■ WHAT YOU WILL DO: Narrow the data below down to the lines containing "false".
>> begin DATASET ENTRIES
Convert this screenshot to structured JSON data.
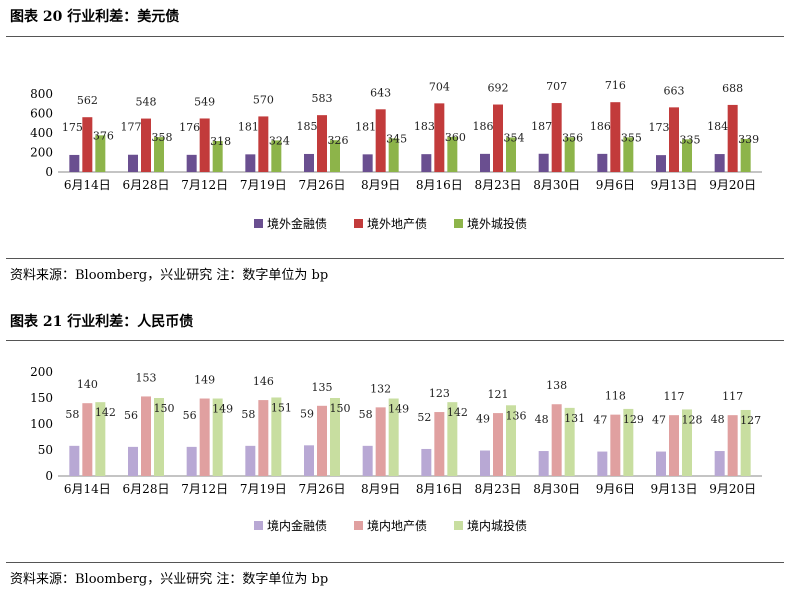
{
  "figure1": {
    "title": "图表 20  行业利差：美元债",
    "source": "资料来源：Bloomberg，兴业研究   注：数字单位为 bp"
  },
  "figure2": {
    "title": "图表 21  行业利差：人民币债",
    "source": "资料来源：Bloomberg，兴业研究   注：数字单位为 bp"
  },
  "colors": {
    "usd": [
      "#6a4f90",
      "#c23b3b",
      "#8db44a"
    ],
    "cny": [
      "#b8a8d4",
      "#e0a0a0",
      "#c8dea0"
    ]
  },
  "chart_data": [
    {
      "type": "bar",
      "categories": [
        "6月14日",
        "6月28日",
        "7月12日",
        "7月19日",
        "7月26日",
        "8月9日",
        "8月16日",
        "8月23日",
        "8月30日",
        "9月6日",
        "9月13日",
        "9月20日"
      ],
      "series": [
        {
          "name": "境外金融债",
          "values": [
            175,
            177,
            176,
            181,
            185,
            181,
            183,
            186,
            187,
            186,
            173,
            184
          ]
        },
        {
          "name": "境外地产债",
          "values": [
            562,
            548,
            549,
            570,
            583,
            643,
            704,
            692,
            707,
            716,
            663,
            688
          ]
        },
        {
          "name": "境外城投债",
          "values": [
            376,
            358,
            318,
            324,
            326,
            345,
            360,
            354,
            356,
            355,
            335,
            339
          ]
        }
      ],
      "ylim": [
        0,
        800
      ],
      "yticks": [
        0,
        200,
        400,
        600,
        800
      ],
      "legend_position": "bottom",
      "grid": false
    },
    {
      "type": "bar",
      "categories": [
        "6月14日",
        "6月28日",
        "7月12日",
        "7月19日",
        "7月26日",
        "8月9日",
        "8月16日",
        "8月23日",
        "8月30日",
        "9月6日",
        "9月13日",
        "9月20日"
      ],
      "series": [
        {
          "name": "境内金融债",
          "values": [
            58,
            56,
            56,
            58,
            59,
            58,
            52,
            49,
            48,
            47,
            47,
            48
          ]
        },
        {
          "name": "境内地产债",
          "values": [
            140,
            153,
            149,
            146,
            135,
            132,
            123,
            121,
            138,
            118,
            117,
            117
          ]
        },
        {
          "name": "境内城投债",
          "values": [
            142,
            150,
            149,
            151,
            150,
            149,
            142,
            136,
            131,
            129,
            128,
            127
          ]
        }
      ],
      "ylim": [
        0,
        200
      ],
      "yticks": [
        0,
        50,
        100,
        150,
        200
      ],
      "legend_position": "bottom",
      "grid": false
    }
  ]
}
>> end DATASET ENTRIES
>> begin DATASET ENTRIES
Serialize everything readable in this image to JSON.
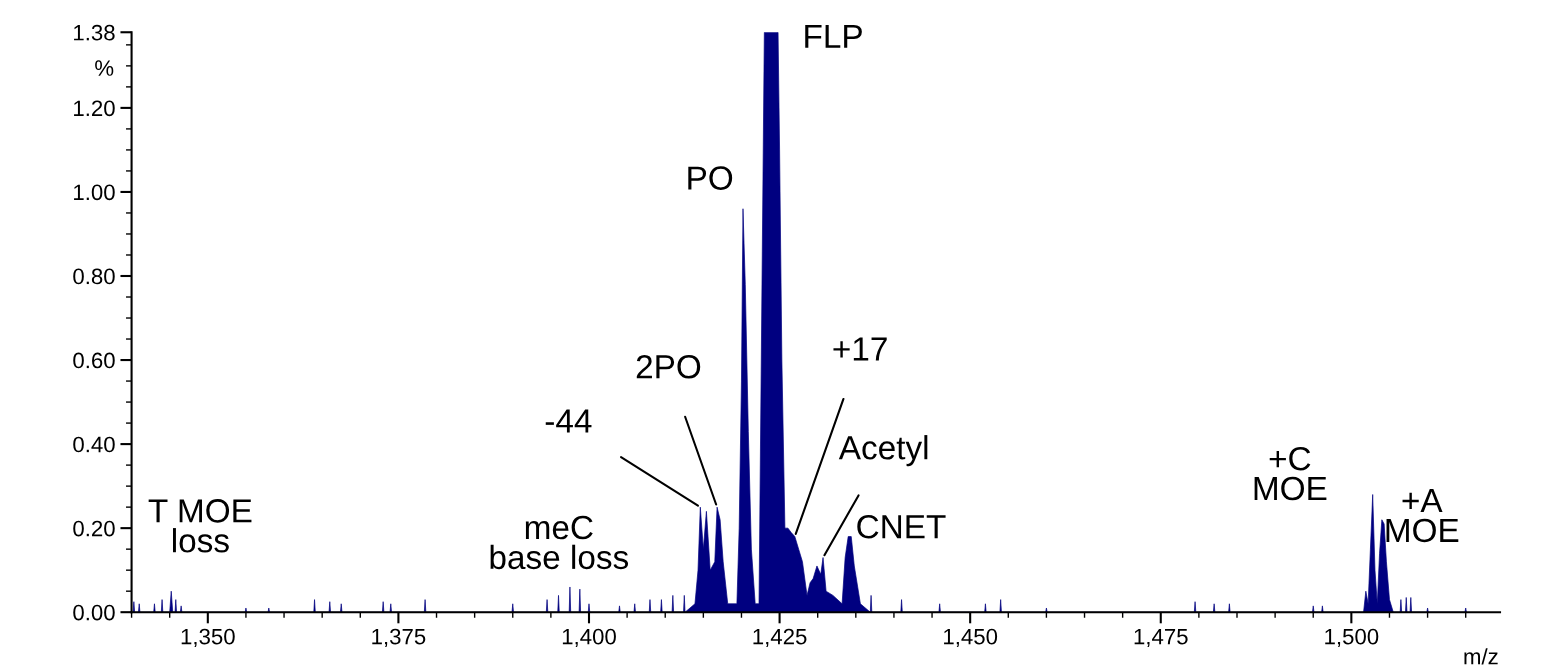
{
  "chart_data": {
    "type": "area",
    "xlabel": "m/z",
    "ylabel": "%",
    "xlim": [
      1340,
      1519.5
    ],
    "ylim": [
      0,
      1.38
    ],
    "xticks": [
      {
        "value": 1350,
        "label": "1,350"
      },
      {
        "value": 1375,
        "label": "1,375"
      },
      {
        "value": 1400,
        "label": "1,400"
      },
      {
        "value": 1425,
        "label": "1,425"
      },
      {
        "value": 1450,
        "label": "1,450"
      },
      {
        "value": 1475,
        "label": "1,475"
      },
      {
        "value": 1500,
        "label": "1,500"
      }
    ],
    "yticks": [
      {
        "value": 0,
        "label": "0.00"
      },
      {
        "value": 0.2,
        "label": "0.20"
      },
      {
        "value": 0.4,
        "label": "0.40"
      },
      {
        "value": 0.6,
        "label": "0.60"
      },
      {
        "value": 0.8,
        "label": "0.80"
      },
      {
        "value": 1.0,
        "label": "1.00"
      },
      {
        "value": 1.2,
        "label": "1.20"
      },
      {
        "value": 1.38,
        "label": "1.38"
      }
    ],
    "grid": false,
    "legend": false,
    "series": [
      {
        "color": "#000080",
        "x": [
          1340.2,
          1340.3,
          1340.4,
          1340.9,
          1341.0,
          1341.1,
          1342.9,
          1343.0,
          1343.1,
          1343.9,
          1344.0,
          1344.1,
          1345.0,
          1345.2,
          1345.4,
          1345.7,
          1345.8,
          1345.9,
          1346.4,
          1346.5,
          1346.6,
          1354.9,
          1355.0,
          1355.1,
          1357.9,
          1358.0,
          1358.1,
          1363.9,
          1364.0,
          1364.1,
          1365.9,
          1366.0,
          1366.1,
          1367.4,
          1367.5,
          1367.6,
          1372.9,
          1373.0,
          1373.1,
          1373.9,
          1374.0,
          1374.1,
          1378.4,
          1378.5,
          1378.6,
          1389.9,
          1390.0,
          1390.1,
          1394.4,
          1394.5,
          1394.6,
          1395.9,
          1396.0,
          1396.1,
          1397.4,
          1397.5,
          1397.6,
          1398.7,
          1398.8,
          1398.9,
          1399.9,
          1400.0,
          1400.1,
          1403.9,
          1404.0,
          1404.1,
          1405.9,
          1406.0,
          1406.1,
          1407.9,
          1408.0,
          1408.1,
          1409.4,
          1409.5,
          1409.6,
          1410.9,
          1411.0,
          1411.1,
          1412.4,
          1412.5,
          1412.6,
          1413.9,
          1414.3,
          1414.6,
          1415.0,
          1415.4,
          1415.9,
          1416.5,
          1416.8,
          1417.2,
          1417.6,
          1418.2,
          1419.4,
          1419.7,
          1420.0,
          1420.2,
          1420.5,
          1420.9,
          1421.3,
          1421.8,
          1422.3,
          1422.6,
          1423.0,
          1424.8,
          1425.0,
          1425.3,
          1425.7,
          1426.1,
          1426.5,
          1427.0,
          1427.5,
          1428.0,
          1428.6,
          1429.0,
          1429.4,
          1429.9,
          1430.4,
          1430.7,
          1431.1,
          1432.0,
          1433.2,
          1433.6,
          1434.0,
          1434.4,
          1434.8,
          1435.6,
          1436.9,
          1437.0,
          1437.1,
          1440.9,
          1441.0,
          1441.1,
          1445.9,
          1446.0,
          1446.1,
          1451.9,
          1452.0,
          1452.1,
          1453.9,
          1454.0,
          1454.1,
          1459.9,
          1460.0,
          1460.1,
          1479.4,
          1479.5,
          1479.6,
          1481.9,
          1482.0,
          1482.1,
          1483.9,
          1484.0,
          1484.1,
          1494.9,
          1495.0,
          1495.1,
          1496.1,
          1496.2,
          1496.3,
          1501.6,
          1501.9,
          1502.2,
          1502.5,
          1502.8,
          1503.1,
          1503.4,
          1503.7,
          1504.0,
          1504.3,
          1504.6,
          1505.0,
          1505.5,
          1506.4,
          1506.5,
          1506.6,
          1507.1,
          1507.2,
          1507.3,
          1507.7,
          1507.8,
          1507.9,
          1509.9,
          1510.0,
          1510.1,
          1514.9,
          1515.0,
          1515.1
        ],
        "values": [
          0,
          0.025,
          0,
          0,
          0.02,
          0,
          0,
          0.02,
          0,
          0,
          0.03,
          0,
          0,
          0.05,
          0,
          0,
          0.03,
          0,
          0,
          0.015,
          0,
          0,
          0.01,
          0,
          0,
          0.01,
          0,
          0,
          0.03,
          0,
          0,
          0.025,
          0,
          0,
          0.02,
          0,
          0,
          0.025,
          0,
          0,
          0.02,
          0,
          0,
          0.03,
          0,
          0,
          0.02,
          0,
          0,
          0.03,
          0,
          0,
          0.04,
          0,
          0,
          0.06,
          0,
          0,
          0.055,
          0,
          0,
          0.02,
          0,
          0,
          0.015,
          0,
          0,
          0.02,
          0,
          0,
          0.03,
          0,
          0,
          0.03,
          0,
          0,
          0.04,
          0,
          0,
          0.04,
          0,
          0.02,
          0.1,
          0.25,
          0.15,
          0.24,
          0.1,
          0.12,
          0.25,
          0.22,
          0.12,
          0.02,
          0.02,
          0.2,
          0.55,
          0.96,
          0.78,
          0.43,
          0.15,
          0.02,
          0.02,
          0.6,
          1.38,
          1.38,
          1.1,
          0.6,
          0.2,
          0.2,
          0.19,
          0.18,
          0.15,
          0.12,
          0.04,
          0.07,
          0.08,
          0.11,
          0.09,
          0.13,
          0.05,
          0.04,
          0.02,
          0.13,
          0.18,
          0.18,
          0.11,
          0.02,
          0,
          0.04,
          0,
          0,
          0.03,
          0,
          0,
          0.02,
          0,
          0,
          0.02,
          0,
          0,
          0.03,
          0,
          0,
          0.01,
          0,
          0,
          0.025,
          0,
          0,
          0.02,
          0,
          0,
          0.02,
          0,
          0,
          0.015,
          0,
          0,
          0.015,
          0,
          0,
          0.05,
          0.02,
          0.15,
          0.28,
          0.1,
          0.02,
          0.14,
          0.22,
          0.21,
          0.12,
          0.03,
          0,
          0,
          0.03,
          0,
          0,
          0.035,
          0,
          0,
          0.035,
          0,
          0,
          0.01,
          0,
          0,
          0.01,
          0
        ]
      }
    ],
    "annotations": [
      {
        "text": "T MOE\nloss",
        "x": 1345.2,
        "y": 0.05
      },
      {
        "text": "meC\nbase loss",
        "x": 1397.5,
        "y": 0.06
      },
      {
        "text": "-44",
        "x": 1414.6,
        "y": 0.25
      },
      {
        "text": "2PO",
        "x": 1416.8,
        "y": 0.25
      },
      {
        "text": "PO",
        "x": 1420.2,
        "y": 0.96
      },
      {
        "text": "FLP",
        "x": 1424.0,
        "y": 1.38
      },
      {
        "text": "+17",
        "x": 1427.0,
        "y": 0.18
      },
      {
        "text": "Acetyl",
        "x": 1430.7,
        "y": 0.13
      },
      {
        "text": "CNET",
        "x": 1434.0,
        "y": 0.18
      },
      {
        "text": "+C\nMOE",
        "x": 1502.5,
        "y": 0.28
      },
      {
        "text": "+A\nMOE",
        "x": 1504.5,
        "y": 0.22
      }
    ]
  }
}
>> end DATASET ENTRIES
>> begin DATASET ENTRIES
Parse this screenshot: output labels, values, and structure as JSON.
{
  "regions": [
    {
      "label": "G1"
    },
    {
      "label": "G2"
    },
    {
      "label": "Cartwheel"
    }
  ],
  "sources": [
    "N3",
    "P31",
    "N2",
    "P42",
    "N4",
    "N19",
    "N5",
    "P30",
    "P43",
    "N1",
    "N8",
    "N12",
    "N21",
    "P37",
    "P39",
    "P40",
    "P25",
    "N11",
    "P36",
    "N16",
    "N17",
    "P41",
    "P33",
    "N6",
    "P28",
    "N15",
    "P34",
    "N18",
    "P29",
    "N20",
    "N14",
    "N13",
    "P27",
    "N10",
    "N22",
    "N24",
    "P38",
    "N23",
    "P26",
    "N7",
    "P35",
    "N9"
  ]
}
>> end DATASET ENTRIES
■ SOLUTION FOR THIS PROBLEM:
      "grid": false
      "grid": false
    "grid": false,
    "legend": false,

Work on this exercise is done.